THE TASK:
Leaving out the pictures, please retype each record exactly.

* START RECORD LIST *

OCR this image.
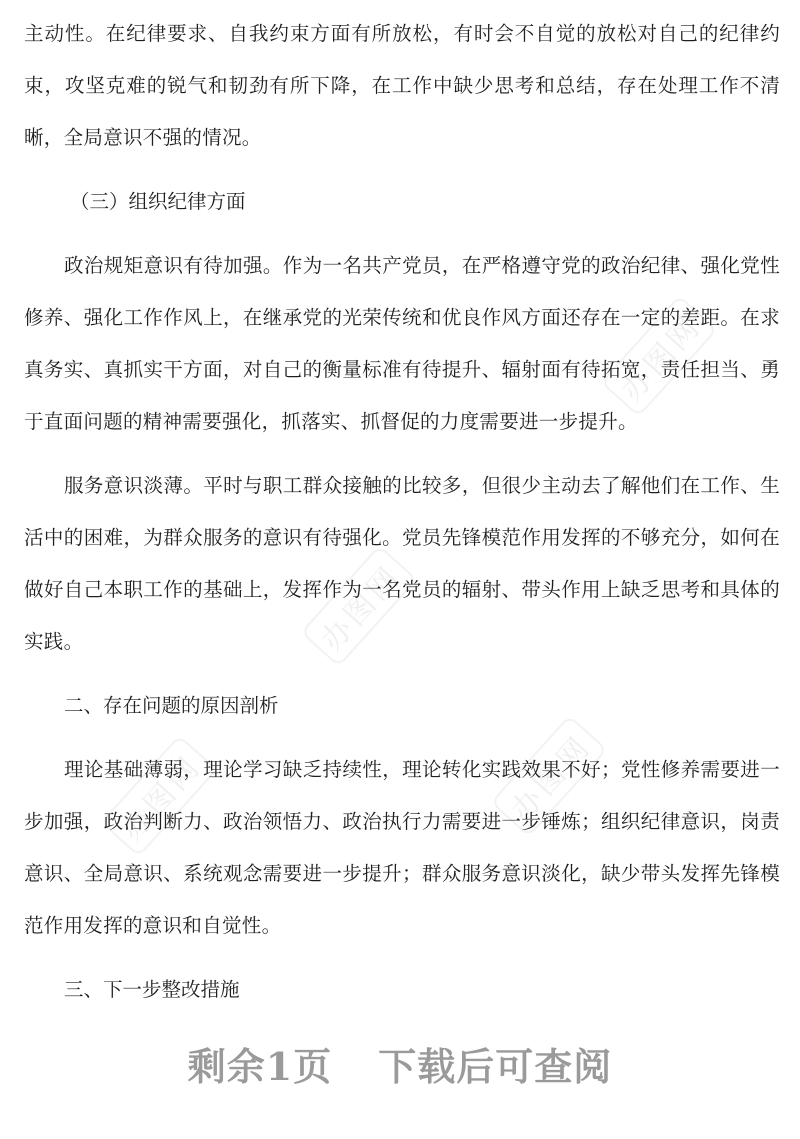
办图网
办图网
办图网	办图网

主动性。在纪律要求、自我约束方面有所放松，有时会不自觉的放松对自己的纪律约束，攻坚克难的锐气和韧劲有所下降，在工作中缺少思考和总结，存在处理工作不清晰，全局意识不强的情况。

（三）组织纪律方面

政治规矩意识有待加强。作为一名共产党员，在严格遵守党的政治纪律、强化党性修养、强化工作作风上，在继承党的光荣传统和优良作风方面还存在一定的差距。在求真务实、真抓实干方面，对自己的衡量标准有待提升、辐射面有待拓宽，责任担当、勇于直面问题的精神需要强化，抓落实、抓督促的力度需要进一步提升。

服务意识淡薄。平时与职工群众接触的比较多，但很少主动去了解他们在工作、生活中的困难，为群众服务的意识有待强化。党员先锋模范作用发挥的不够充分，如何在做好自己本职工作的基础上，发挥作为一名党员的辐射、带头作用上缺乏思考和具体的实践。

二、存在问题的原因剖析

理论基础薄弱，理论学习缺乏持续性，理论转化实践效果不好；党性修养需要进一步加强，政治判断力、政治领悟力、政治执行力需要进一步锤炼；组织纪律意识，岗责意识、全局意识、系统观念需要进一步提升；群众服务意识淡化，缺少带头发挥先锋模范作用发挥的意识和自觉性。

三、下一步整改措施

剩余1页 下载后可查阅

* END RECORD LIST *

EXERCISE OUTPUT:
OCR this image.
办图网
办图网
办图网	办图网

主动性。在纪律要求、自我约束方面有所放松，有时会不自觉的放松对自己的纪律约束，攻坚克难的锐气和韧劲有所下降，在工作中缺少思考和总结，存在处理工作不清晰，全局意识不强的情况。

（三）组织纪律方面

政治规矩意识有待加强。作为一名共产党员，在严格遵守党的政治纪律、强化党性修养、强化工作作风上，在继承党的光荣传统和优良作风方面还存在一定的差距。在求真务实、真抓实干方面，对自己的衡量标准有待提升、辐射面有待拓宽，责任担当、勇于直面问题的精神需要强化，抓落实、抓督促的力度需要进一步提升。

服务意识淡薄。平时与职工群众接触的比较多，但很少主动去了解他们在工作、生活中的困难，为群众服务的意识有待强化。党员先锋模范作用发挥的不够充分，如何在做好自己本职工作的基础上，发挥作为一名党员的辐射、带头作用上缺乏思考和具体的实践。

二、存在问题的原因剖析

理论基础薄弱，理论学习缺乏持续性，理论转化实践效果不好；党性修养需要进一步加强，政治判断力、政治领悟力、政治执行力需要进一步锤炼；组织纪律意识，岗责意识、全局意识、系统观念需要进一步提升；群众服务意识淡化，缺少带头发挥先锋模范作用发挥的意识和自觉性。

三、下一步整改措施

剩余1页 下载后可查阅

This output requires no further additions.